[START]

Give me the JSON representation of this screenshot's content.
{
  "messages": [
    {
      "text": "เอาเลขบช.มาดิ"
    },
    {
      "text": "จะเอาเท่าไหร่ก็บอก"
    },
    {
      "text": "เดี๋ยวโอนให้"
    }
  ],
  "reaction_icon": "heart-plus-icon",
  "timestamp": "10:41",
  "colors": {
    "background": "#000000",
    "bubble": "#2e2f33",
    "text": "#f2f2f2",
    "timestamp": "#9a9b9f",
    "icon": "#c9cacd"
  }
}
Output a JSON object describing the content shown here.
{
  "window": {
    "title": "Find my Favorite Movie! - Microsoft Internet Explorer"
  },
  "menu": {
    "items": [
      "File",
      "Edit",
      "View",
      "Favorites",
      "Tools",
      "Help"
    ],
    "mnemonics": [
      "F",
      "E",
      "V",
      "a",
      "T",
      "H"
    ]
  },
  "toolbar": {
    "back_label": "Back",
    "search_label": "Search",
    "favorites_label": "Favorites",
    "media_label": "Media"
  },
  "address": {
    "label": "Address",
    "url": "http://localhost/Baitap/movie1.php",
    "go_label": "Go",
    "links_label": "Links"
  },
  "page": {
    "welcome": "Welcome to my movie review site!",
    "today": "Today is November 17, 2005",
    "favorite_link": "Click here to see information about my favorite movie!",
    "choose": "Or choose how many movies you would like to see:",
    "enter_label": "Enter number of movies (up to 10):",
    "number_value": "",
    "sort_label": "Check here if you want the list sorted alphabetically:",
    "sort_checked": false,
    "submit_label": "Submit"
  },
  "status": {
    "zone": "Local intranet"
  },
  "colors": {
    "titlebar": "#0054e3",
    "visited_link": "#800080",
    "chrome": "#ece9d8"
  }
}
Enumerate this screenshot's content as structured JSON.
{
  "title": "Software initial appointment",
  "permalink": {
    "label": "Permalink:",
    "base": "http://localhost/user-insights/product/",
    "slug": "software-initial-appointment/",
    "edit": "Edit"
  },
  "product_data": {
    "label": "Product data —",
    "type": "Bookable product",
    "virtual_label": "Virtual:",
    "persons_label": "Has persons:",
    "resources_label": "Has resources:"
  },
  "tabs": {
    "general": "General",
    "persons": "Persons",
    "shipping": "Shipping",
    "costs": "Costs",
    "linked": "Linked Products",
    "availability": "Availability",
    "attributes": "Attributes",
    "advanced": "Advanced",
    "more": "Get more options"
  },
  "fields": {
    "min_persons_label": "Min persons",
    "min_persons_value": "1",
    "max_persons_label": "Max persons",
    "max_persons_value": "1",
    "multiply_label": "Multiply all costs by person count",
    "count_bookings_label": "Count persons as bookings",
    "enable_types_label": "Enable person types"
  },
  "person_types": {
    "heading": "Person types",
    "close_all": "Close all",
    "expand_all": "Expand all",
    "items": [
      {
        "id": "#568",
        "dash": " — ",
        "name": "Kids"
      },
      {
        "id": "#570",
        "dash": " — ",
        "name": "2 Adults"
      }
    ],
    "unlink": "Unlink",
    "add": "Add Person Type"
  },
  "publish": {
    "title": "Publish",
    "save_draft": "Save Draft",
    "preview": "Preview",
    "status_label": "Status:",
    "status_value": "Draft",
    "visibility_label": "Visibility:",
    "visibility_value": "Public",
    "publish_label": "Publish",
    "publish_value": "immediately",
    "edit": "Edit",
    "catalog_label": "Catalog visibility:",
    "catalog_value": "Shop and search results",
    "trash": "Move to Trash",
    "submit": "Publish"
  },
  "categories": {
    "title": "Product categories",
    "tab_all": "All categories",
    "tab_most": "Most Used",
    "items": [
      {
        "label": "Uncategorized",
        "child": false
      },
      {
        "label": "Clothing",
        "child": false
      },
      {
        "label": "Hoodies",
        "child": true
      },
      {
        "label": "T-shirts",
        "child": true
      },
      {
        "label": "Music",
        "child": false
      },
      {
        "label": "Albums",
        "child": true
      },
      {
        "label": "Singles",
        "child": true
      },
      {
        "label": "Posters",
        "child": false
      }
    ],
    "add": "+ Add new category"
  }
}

[END]
[START]

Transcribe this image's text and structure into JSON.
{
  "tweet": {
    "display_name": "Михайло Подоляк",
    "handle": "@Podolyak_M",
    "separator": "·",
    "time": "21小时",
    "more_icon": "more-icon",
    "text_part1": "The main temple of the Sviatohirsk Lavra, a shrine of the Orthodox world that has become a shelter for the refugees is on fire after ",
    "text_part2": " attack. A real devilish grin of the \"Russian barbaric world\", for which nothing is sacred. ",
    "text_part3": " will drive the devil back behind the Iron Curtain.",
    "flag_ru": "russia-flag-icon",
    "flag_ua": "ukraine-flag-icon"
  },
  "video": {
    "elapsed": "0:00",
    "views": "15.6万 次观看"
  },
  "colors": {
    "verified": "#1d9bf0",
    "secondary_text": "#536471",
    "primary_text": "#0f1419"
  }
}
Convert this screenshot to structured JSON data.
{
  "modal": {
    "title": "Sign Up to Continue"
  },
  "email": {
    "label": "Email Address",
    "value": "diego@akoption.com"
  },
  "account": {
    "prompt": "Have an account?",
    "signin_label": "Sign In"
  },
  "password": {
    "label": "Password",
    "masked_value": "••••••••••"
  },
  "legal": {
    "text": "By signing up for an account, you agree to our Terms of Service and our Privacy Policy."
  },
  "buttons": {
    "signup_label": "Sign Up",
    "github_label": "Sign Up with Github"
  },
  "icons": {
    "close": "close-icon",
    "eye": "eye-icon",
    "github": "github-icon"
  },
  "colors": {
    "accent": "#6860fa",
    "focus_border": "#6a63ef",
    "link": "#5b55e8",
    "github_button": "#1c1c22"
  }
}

[END]
[START]

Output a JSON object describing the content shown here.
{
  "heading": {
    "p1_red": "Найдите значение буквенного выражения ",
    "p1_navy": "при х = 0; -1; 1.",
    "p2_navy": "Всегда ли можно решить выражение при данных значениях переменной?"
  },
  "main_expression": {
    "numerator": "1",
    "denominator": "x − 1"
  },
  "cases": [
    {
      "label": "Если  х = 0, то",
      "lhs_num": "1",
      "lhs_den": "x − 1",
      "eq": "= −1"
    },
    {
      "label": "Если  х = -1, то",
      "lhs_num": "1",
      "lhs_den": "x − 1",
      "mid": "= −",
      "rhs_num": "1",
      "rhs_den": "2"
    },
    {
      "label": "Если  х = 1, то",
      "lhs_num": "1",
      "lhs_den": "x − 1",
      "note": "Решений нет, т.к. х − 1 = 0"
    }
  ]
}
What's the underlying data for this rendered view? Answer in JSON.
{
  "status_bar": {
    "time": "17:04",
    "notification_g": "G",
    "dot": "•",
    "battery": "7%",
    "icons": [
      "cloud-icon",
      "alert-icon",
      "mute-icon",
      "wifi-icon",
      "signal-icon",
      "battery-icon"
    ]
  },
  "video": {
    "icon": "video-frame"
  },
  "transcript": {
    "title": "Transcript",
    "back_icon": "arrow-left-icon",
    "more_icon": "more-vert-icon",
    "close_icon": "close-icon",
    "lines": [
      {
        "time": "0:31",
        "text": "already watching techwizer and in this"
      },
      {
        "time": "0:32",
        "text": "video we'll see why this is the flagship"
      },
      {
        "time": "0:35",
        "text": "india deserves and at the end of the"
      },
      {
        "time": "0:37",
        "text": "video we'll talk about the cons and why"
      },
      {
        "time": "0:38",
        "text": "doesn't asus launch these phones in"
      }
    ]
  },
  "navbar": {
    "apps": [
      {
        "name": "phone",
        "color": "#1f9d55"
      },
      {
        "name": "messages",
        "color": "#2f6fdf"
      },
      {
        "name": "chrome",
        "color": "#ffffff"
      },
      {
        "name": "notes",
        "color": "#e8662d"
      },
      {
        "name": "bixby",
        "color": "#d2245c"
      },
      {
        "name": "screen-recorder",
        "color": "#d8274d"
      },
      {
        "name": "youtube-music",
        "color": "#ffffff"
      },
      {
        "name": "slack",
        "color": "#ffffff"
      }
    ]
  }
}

[END]

_Given problem_:
From the entries above, copy every line where the word "screenshot" shows up.

_Response to this exercise_:
Give me the JSON representation of this screenshot's content.
Enumerate this screenshot's content as structured JSON.
Convert this screenshot to structured JSON data.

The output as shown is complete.